FRAGMENTO DEL TEXTO ::
Desde mi ventana

Autor: Ramón Aguiló SJ

 

Cada mañana, al amanecer, abro la ventana de mi habitación que se halla en un piso alto del edificio. Y al contemplar lo que puedo ver desde aquel mirador, me experimento una gran sensación de alegría. Comienza un nuevo día. Estoy rodeado de montañas que se levantan en el fondo de aquella acuarela. El mar se extiende tranquilo o agitado, en la parte baja del cuadro. Más cerca se ve una carretera repleta de coches en las dos direcciones: unos corren hacia poniente y otros hacia oriente. Más cerca, debajo de mi pintura, se levanta un árbol, que cambia cada día, de color, de movimientos, de espesura.

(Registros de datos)
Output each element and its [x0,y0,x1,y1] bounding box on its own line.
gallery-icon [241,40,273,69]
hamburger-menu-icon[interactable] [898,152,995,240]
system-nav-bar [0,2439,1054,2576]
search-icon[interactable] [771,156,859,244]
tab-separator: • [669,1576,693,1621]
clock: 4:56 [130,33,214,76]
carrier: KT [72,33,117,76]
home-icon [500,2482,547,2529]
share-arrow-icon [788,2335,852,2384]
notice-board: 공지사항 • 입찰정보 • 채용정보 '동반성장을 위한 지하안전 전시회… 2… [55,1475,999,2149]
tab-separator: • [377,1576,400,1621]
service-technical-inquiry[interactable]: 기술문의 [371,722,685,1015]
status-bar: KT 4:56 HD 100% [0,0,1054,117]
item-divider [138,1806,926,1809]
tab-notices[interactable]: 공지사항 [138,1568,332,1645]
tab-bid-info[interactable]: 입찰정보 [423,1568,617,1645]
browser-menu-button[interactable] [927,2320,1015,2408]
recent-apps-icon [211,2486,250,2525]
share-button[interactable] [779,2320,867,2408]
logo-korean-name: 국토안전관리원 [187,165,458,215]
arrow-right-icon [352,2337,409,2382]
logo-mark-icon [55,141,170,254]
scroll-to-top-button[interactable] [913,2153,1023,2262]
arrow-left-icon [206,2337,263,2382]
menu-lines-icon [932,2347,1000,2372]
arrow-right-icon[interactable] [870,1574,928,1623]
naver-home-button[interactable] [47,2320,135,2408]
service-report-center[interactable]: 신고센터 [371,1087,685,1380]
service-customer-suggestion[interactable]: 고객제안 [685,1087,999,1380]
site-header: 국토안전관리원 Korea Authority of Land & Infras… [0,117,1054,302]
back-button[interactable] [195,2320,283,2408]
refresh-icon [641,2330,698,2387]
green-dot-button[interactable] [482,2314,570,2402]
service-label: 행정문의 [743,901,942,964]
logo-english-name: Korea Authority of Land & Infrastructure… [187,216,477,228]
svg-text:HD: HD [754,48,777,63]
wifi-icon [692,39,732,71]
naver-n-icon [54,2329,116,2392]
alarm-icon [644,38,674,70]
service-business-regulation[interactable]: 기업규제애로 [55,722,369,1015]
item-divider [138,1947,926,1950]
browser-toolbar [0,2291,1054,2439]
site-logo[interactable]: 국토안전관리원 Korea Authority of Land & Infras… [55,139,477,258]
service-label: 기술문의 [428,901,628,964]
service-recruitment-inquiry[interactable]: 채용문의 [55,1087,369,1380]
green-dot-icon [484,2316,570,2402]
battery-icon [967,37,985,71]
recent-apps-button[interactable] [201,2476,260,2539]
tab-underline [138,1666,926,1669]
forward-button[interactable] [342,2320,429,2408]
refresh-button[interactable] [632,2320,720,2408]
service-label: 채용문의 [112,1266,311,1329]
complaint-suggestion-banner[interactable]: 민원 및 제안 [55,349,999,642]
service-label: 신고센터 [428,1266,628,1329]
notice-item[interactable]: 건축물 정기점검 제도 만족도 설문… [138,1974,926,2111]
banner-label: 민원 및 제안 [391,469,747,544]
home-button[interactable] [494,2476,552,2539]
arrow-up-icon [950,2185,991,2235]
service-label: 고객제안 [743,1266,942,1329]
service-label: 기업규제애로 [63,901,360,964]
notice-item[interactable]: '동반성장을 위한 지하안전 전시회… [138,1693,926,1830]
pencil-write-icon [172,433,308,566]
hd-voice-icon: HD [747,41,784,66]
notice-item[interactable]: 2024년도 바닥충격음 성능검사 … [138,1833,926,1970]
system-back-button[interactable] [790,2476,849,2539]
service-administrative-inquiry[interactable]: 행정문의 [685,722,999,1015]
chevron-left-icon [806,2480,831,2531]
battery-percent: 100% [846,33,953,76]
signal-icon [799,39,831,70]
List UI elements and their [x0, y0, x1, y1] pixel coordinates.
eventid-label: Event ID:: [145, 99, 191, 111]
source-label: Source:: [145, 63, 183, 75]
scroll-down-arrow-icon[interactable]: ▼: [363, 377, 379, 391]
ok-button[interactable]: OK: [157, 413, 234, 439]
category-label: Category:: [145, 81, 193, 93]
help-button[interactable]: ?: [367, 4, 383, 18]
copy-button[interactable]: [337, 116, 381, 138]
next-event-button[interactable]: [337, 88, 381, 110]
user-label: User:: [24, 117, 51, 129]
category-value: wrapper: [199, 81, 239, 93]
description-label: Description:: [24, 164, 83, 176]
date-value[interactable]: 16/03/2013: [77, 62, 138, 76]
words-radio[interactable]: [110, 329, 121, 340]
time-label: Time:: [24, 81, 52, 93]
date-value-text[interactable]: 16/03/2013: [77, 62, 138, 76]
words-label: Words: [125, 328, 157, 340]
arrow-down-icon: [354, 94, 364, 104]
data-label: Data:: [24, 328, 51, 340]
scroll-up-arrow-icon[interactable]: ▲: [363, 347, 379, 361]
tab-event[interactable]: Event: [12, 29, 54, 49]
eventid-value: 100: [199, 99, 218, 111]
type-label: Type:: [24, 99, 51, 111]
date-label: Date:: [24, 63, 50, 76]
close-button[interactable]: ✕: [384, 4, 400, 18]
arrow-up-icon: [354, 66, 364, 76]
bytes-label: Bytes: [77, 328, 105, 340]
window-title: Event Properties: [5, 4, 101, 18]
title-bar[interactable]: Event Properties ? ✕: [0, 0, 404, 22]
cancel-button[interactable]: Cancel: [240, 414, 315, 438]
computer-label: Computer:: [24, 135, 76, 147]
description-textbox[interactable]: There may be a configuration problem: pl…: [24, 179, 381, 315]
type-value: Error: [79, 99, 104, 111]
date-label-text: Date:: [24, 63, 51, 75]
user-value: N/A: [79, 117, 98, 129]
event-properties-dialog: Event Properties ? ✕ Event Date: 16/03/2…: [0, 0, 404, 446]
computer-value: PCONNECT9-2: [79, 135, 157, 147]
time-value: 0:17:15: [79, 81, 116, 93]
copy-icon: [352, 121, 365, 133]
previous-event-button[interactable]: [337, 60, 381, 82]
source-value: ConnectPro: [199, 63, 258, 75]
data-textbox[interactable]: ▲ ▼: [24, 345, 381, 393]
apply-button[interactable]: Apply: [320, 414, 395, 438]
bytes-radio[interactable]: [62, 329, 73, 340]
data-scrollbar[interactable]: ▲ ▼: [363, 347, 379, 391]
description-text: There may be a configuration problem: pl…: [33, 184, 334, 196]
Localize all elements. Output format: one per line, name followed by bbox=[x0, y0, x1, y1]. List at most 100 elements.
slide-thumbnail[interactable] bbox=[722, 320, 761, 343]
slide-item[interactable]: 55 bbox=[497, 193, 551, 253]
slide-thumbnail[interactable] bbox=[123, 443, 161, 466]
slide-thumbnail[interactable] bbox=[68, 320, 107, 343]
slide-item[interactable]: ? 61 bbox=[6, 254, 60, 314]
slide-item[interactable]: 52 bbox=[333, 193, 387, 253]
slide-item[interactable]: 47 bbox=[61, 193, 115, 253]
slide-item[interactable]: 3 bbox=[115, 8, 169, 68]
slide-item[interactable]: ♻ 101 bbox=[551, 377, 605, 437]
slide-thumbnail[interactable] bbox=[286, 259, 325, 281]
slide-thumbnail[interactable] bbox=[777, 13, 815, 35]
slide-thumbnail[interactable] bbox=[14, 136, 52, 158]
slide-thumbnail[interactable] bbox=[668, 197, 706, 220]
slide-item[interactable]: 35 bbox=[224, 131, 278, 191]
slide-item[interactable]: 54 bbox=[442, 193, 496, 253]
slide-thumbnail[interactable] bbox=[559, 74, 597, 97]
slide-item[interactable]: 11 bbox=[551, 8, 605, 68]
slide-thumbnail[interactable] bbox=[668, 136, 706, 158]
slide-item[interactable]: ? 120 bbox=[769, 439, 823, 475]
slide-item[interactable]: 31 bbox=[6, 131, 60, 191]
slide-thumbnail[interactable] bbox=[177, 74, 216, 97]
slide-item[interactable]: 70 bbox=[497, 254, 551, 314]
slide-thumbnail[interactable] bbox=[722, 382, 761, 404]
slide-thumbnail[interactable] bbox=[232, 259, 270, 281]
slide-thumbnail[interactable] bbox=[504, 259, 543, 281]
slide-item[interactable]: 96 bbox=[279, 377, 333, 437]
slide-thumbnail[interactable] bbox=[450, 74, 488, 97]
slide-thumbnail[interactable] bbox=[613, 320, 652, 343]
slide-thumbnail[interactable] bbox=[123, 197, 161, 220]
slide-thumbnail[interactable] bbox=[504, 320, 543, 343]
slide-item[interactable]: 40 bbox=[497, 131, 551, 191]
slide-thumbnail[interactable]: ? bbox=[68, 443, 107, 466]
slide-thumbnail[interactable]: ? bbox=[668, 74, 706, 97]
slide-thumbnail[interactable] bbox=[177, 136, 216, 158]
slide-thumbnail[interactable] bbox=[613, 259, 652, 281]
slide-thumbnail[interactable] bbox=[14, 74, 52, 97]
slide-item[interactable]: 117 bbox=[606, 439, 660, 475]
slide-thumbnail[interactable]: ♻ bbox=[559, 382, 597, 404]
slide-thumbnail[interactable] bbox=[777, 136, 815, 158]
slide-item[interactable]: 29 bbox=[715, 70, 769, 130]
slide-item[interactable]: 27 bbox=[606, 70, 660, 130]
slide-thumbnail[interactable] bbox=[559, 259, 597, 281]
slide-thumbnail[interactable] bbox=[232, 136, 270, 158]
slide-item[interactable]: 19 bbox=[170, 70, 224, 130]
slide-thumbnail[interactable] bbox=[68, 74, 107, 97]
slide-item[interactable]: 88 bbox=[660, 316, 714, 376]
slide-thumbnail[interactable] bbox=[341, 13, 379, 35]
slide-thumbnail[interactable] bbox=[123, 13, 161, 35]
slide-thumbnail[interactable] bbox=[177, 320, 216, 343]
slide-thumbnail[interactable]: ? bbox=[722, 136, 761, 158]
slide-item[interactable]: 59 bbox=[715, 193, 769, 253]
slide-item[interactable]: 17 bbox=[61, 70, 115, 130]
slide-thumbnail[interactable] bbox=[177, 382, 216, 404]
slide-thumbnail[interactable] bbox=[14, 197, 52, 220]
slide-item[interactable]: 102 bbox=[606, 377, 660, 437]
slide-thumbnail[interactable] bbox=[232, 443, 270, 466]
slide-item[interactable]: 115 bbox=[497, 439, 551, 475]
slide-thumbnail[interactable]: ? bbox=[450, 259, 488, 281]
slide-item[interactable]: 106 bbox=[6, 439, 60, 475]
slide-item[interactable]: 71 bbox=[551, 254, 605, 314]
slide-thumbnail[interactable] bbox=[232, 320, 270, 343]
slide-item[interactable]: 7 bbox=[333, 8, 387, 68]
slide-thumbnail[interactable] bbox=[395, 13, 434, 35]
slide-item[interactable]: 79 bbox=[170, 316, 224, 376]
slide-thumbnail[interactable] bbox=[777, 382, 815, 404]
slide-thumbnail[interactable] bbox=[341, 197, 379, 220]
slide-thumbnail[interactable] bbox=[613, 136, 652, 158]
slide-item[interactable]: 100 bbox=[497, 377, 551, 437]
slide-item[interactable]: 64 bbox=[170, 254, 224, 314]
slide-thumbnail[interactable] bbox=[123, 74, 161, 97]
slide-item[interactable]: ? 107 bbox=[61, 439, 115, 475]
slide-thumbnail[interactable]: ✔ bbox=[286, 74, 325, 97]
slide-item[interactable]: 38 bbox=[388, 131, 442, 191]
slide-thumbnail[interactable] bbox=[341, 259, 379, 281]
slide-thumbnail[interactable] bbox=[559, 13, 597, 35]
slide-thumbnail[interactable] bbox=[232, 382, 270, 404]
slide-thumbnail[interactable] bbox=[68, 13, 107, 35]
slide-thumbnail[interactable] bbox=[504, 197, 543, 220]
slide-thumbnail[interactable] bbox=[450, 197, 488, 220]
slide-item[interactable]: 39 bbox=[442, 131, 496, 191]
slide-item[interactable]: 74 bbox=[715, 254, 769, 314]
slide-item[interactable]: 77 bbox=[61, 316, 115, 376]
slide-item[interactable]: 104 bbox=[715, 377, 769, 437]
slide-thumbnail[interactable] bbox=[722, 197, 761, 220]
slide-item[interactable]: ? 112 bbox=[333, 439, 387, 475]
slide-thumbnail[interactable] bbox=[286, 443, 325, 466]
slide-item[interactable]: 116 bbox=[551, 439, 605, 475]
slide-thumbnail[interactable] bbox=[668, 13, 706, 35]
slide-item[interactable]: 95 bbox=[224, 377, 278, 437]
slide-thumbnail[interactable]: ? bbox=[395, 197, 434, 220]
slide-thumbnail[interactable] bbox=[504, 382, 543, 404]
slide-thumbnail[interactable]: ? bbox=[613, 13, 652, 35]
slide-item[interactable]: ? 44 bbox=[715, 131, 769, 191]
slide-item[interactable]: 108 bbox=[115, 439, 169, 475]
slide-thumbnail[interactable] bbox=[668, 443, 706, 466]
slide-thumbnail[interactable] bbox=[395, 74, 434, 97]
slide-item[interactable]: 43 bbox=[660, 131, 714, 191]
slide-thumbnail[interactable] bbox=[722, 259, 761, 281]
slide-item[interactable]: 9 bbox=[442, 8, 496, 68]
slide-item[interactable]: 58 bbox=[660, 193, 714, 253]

ENUNCIADO :: ¿Cómo queda el texto sobre la vista desde la ventana, empezando en "Autor: Ramón Aguiló" y terminando en "movimientos, de espesura.", si se sustituye "montañas" por "colinas"?

SOLUCIÓN DEL EJERCICIO ::
Autor: Ramón Aguiló SJ

 

Cada mañana, al amanecer, abro la ventana de mi habitación que se halla en un piso alto del edificio. Y al contemplar lo que puedo ver desde aquel mirador, me experimento una gran sensación de alegría. Comienza un nuevo día. Estoy rodeado de colinas que se levantan en el fondo de aquella acuarela. El mar se extiende tranquilo o agitado, en la parte baja del cuadro. Más cerca se ve una carretera repleta de coches en las dos direcciones: unos corren hacia poniente y otros hacia oriente. Más cerca, debajo de mi pintura, se levanta un árbol, que cambia cada día, de color, de movimientos, de espesura.